- **GIVEN REQUEST**: Write out the records that appear below, verbatim and complete, but without pictures.

- **MATERIAL FOR THE TASK**:
>> BEGIN

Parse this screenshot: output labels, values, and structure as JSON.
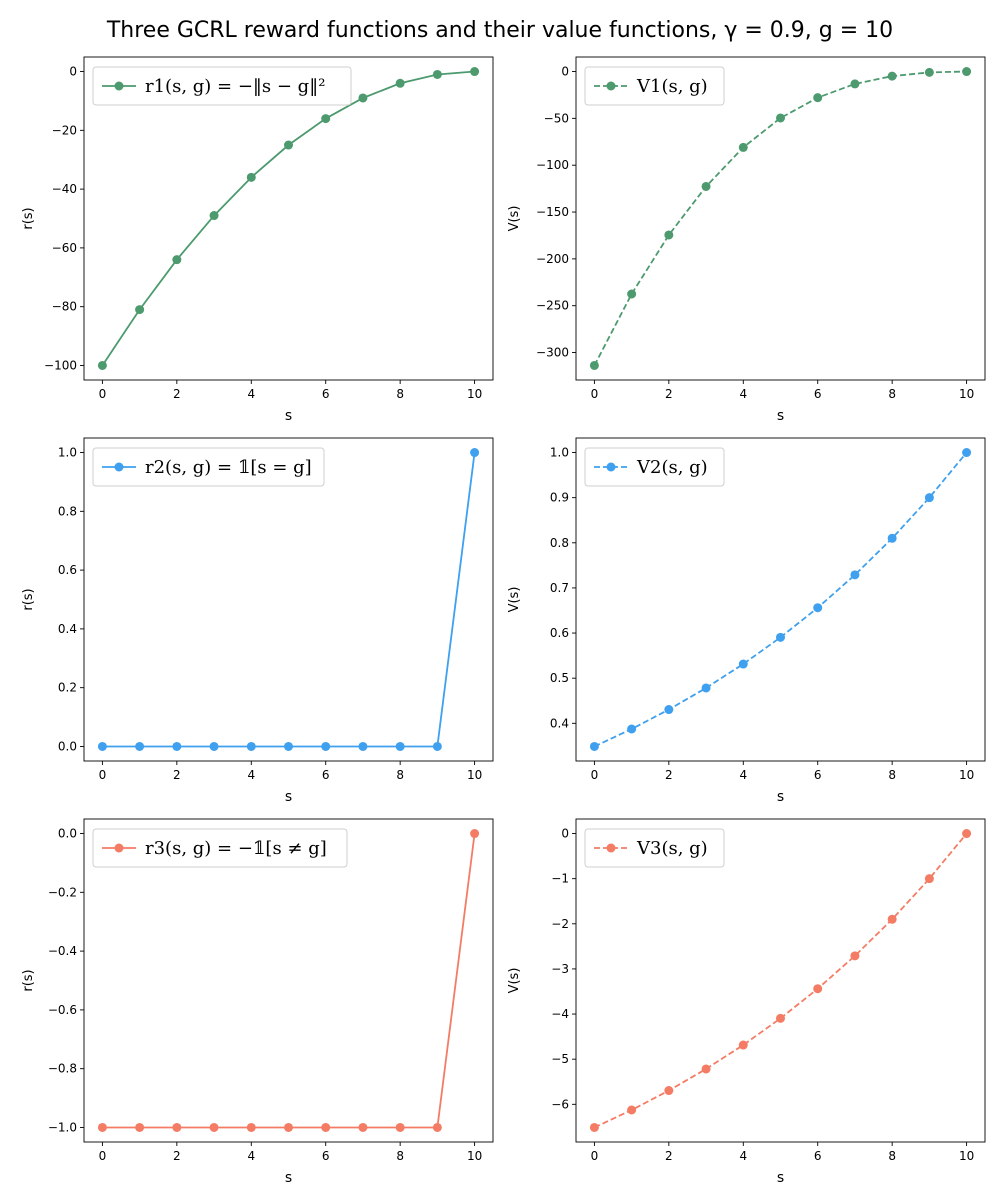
{
  "title": "Three GCRL reward functions and their value functions, γ = 0.9, g = 10",
  "colors": {
    "green": "#4c9a6e",
    "blue": "#3ea0ee",
    "red": "#f47c65"
  },
  "chart_data": [
    {
      "type": "line",
      "position": "row1-left",
      "xlabel": "s",
      "ylabel": "r(s)",
      "xlim": [
        0,
        10
      ],
      "ylim": [
        -100,
        0
      ],
      "xticks": [
        0,
        2,
        4,
        6,
        8,
        10
      ],
      "yticks": [
        -100,
        -80,
        -60,
        -40,
        -20,
        0
      ],
      "ytick_labels": [
        "−100",
        "−80",
        "−60",
        "−40",
        "−20",
        "0"
      ],
      "legend_placement": "upper-left",
      "series": [
        {
          "name": "r1(s, g) = −‖s − g‖²",
          "color": "#4c9a6e",
          "linestyle": "solid",
          "x": [
            0,
            1,
            2,
            3,
            4,
            5,
            6,
            7,
            8,
            9,
            10
          ],
          "y": [
            -100,
            -81,
            -64,
            -49,
            -36,
            -25,
            -16,
            -9,
            -4,
            -1,
            0
          ]
        }
      ]
    },
    {
      "type": "line",
      "position": "row1-right",
      "xlabel": "s",
      "ylabel": "V(s)",
      "xlim": [
        0,
        10
      ],
      "ylim": [
        -313.8,
        0
      ],
      "xticks": [
        0,
        2,
        4,
        6,
        8,
        10
      ],
      "yticks": [
        -300,
        -250,
        -200,
        -150,
        -100,
        -50,
        0
      ],
      "ytick_labels": [
        "−300",
        "−250",
        "−200",
        "−150",
        "−100",
        "−50",
        "0"
      ],
      "legend_placement": "upper-left",
      "series": [
        {
          "name": "V1(s, g)",
          "color": "#4c9a6e",
          "linestyle": "dashed",
          "x": [
            0,
            1,
            2,
            3,
            4,
            5,
            6,
            7,
            8,
            9,
            10
          ],
          "y": [
            -313.8,
            -237.5,
            -174.5,
            -122.7,
            -81.0,
            -49.6,
            -27.9,
            -13.2,
            -4.9,
            -0.9,
            0
          ]
        }
      ]
    },
    {
      "type": "line",
      "position": "row2-left",
      "xlabel": "s",
      "ylabel": "r(s)",
      "xlim": [
        0,
        10
      ],
      "ylim": [
        0,
        1
      ],
      "xticks": [
        0,
        2,
        4,
        6,
        8,
        10
      ],
      "yticks": [
        0.0,
        0.2,
        0.4,
        0.6,
        0.8,
        1.0
      ],
      "ytick_labels": [
        "0.0",
        "0.2",
        "0.4",
        "0.6",
        "0.8",
        "1.0"
      ],
      "legend_placement": "upper-left",
      "series": [
        {
          "name": "r2(s, g) = 𝟙[s = g]",
          "color": "#3ea0ee",
          "linestyle": "solid",
          "x": [
            0,
            1,
            2,
            3,
            4,
            5,
            6,
            7,
            8,
            9,
            10
          ],
          "y": [
            0,
            0,
            0,
            0,
            0,
            0,
            0,
            0,
            0,
            0,
            1
          ]
        }
      ]
    },
    {
      "type": "line",
      "position": "row2-right",
      "xlabel": "s",
      "ylabel": "V(s)",
      "xlim": [
        0,
        10
      ],
      "ylim": [
        0.3487,
        1
      ],
      "xticks": [
        0,
        2,
        4,
        6,
        8,
        10
      ],
      "yticks": [
        0.4,
        0.5,
        0.6,
        0.7,
        0.8,
        0.9,
        1.0
      ],
      "ytick_labels": [
        "0.4",
        "0.5",
        "0.6",
        "0.7",
        "0.8",
        "0.9",
        "1.0"
      ],
      "legend_placement": "upper-left",
      "series": [
        {
          "name": "V2(s, g)",
          "color": "#3ea0ee",
          "linestyle": "dashed",
          "x": [
            0,
            1,
            2,
            3,
            4,
            5,
            6,
            7,
            8,
            9,
            10
          ],
          "y": [
            0.3487,
            0.3874,
            0.4305,
            0.4783,
            0.5314,
            0.5905,
            0.6561,
            0.729,
            0.81,
            0.9,
            1.0
          ]
        }
      ]
    },
    {
      "type": "line",
      "position": "row3-left",
      "xlabel": "s",
      "ylabel": "r(s)",
      "xlim": [
        0,
        10
      ],
      "ylim": [
        -1,
        0
      ],
      "xticks": [
        0,
        2,
        4,
        6,
        8,
        10
      ],
      "yticks": [
        -1.0,
        -0.8,
        -0.6,
        -0.4,
        -0.2,
        0.0
      ],
      "ytick_labels": [
        "−1.0",
        "−0.8",
        "−0.6",
        "−0.4",
        "−0.2",
        "0.0"
      ],
      "legend_placement": "upper-left",
      "series": [
        {
          "name": "r3(s, g) = −𝟙[s ≠ g]",
          "color": "#f47c65",
          "linestyle": "solid",
          "x": [
            0,
            1,
            2,
            3,
            4,
            5,
            6,
            7,
            8,
            9,
            10
          ],
          "y": [
            -1,
            -1,
            -1,
            -1,
            -1,
            -1,
            -1,
            -1,
            -1,
            -1,
            0
          ]
        }
      ]
    },
    {
      "type": "line",
      "position": "row3-right",
      "xlabel": "s",
      "ylabel": "V(s)",
      "xlim": [
        0,
        10
      ],
      "ylim": [
        -6.513,
        0
      ],
      "xticks": [
        0,
        2,
        4,
        6,
        8,
        10
      ],
      "yticks": [
        -6,
        -5,
        -4,
        -3,
        -2,
        -1,
        0
      ],
      "ytick_labels": [
        "−6",
        "−5",
        "−4",
        "−3",
        "−2",
        "−1",
        "0"
      ],
      "legend_placement": "upper-left",
      "series": [
        {
          "name": "V3(s, g)",
          "color": "#f47c65",
          "linestyle": "dashed",
          "x": [
            0,
            1,
            2,
            3,
            4,
            5,
            6,
            7,
            8,
            9,
            10
          ],
          "y": [
            -6.513,
            -6.126,
            -5.695,
            -5.217,
            -4.686,
            -4.095,
            -3.439,
            -2.71,
            -1.9,
            -1.0,
            0
          ]
        }
      ]
    }
  ]
}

>> END

- **WORKED SOLUTION**:
Parse this screenshot: output labels, values, and structure as JSON.
{
  "title": "Three GCRL reward functions and their value functions, γ = 0.9, g = 10",
  "colors": {
    "green": "#4c9a6e",
    "blue": "#3ea0ee",
    "red": "#f47c65"
  },
  "chart_data": [
    {
      "type": "line",
      "position": "row1-left",
      "xlabel": "s",
      "ylabel": "r(s)",
      "xlim": [
        0,
        10
      ],
      "ylim": [
        -100,
        0
      ],
      "xticks": [
        0,
        2,
        4,
        6,
        8,
        10
      ],
      "yticks": [
        -100,
        -80,
        -60,
        -40,
        -20,
        0
      ],
      "ytick_labels": [
        "−100",
        "−80",
        "−60",
        "−40",
        "−20",
        "0"
      ],
      "legend_placement": "upper-left",
      "series": [
        {
          "name": "r1(s, g) = −‖s − g‖²",
          "color": "#4c9a6e",
          "linestyle": "solid",
          "x": [
            0,
            1,
            2,
            3,
            4,
            5,
            6,
            7,
            8,
            9,
            10
          ],
          "y": [
            -100,
            -81,
            -64,
            -49,
            -36,
            -25,
            -16,
            -9,
            -4,
            -1,
            0
          ]
        }
      ]
    },
    {
      "type": "line",
      "position": "row1-right",
      "xlabel": "s",
      "ylabel": "V(s)",
      "xlim": [
        0,
        10
      ],
      "ylim": [
        -313.8,
        0
      ],
      "xticks": [
        0,
        2,
        4,
        6,
        8,
        10
      ],
      "yticks": [
        -300,
        -250,
        -200,
        -150,
        -100,
        -50,
        0
      ],
      "ytick_labels": [
        "−300",
        "−250",
        "−200",
        "−150",
        "−100",
        "−50",
        "0"
      ],
      "legend_placement": "upper-left",
      "series": [
        {
          "name": "V1(s, g)",
          "color": "#4c9a6e",
          "linestyle": "dashed",
          "x": [
            0,
            1,
            2,
            3,
            4,
            5,
            6,
            7,
            8,
            9,
            10
          ],
          "y": [
            -313.8,
            -237.5,
            -174.5,
            -122.7,
            -81.0,
            -49.6,
            -27.9,
            -13.2,
            -4.9,
            -0.9,
            0
          ]
        }
      ]
    },
    {
      "type": "line",
      "position": "row2-left",
      "xlabel": "s",
      "ylabel": "r(s)",
      "xlim": [
        0,
        10
      ],
      "ylim": [
        0,
        1
      ],
      "xticks": [
        0,
        2,
        4,
        6,
        8,
        10
      ],
      "yticks": [
        0.0,
        0.2,
        0.4,
        0.6,
        0.8,
        1.0
      ],
      "ytick_labels": [
        "0.0",
        "0.2",
        "0.4",
        "0.6",
        "0.8",
        "1.0"
      ],
      "legend_placement": "upper-left",
      "series": [
        {
          "name": "r2(s, g) = 𝟙[s = g]",
          "color": "#3ea0ee",
          "linestyle": "solid",
          "x": [
            0,
            1,
            2,
            3,
            4,
            5,
            6,
            7,
            8,
            9,
            10
          ],
          "y": [
            0,
            0,
            0,
            0,
            0,
            0,
            0,
            0,
            0,
            0,
            1
          ]
        }
      ]
    },
    {
      "type": "line",
      "position": "row2-right",
      "xlabel": "s",
      "ylabel": "V(s)",
      "xlim": [
        0,
        10
      ],
      "ylim": [
        0.3487,
        1
      ],
      "xticks": [
        0,
        2,
        4,
        6,
        8,
        10
      ],
      "yticks": [
        0.4,
        0.5,
        0.6,
        0.7,
        0.8,
        0.9,
        1.0
      ],
      "ytick_labels": [
        "0.4",
        "0.5",
        "0.6",
        "0.7",
        "0.8",
        "0.9",
        "1.0"
      ],
      "legend_placement": "upper-left",
      "series": [
        {
          "name": "V2(s, g)",
          "color": "#3ea0ee",
          "linestyle": "dashed",
          "x": [
            0,
            1,
            2,
            3,
            4,
            5,
            6,
            7,
            8,
            9,
            10
          ],
          "y": [
            0.3487,
            0.3874,
            0.4305,
            0.4783,
            0.5314,
            0.5905,
            0.6561,
            0.729,
            0.81,
            0.9,
            1.0
          ]
        }
      ]
    },
    {
      "type": "line",
      "position": "row3-left",
      "xlabel": "s",
      "ylabel": "r(s)",
      "xlim": [
        0,
        10
      ],
      "ylim": [
        -1,
        0
      ],
      "xticks": [
        0,
        2,
        4,
        6,
        8,
        10
      ],
      "yticks": [
        -1.0,
        -0.8,
        -0.6,
        -0.4,
        -0.2,
        0.0
      ],
      "ytick_labels": [
        "−1.0",
        "−0.8",
        "−0.6",
        "−0.4",
        "−0.2",
        "0.0"
      ],
      "legend_placement": "upper-left",
      "series": [
        {
          "name": "r3(s, g) = −𝟙[s ≠ g]",
          "color": "#f47c65",
          "linestyle": "solid",
          "x": [
            0,
            1,
            2,
            3,
            4,
            5,
            6,
            7,
            8,
            9,
            10
          ],
          "y": [
            -1,
            -1,
            -1,
            -1,
            -1,
            -1,
            -1,
            -1,
            -1,
            -1,
            0
          ]
        }
      ]
    },
    {
      "type": "line",
      "position": "row3-right",
      "xlabel": "s",
      "ylabel": "V(s)",
      "xlim": [
        0,
        10
      ],
      "ylim": [
        -6.513,
        0
      ],
      "xticks": [
        0,
        2,
        4,
        6,
        8,
        10
      ],
      "yticks": [
        -6,
        -5,
        -4,
        -3,
        -2,
        -1,
        0
      ],
      "ytick_labels": [
        "−6",
        "−5",
        "−4",
        "−3",
        "−2",
        "−1",
        "0"
      ],
      "legend_placement": "upper-left",
      "series": [
        {
          "name": "V3(s, g)",
          "color": "#f47c65",
          "linestyle": "dashed",
          "x": [
            0,
            1,
            2,
            3,
            4,
            5,
            6,
            7,
            8,
            9,
            10
          ],
          "y": [
            -6.513,
            -6.126,
            -5.695,
            -5.217,
            -4.686,
            -4.095,
            -3.439,
            -2.71,
            -1.9,
            -1.0,
            0
          ]
        }
      ]
    }
  ]
}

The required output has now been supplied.